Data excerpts
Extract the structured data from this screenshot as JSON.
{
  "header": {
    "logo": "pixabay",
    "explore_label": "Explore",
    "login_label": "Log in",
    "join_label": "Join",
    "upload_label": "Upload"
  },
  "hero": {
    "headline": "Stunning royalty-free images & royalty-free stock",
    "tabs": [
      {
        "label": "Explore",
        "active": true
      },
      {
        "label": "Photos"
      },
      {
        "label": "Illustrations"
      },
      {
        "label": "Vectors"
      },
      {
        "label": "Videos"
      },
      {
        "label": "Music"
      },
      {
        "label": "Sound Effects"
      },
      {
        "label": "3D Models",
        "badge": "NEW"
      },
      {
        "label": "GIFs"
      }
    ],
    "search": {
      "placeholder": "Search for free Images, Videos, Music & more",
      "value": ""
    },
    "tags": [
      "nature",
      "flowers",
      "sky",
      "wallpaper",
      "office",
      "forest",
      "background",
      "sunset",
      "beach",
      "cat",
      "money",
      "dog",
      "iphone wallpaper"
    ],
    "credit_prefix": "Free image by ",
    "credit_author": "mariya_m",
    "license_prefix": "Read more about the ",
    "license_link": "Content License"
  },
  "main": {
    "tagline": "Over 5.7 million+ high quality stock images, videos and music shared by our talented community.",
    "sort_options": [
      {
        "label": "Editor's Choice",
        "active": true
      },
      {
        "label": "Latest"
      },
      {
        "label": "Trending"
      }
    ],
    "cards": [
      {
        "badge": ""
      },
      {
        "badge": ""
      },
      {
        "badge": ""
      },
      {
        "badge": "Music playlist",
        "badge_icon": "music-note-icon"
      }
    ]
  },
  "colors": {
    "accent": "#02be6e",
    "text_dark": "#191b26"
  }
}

» Direction: Each of the records should be retyped exactly.

» Solution for this problem:
Extract the structured data from this screenshot as JSON.
{
  "header": {
    "logo": "pixabay",
    "explore_label": "Explore",
    "login_label": "Log in",
    "join_label": "Join",
    "upload_label": "Upload"
  },
  "hero": {
    "headline": "Stunning royalty-free images & royalty-free stock",
    "tabs": [
      {
        "label": "Explore",
        "active": true
      },
      {
        "label": "Photos"
      },
      {
        "label": "Illustrations"
      },
      {
        "label": "Vectors"
      },
      {
        "label": "Videos"
      },
      {
        "label": "Music"
      },
      {
        "label": "Sound Effects"
      },
      {
        "label": "3D Models",
        "badge": "NEW"
      },
      {
        "label": "GIFs"
      }
    ],
    "search": {
      "placeholder": "Search for free Images, Videos, Music & more",
      "value": ""
    },
    "tags": [
      "nature",
      "flowers",
      "sky",
      "wallpaper",
      "office",
      "forest",
      "background",
      "sunset",
      "beach",
      "cat",
      "money",
      "dog",
      "iphone wallpaper"
    ],
    "credit_prefix": "Free image by ",
    "credit_author": "mariya_m",
    "license_prefix": "Read more about the ",
    "license_link": "Content License"
  },
  "main": {
    "tagline": "Over 5.7 million+ high quality stock images, videos and music shared by our talented community.",
    "sort_options": [
      {
        "label": "Editor's Choice",
        "active": true
      },
      {
        "label": "Latest"
      },
      {
        "label": "Trending"
      }
    ],
    "cards": [
      {
        "badge": ""
      },
      {
        "badge": ""
      },
      {
        "badge": ""
      },
      {
        "badge": "Music playlist",
        "badge_icon": "music-note-icon"
      }
    ]
  },
  "colors": {
    "accent": "#02be6e",
    "text_dark": "#191b26"
  }
}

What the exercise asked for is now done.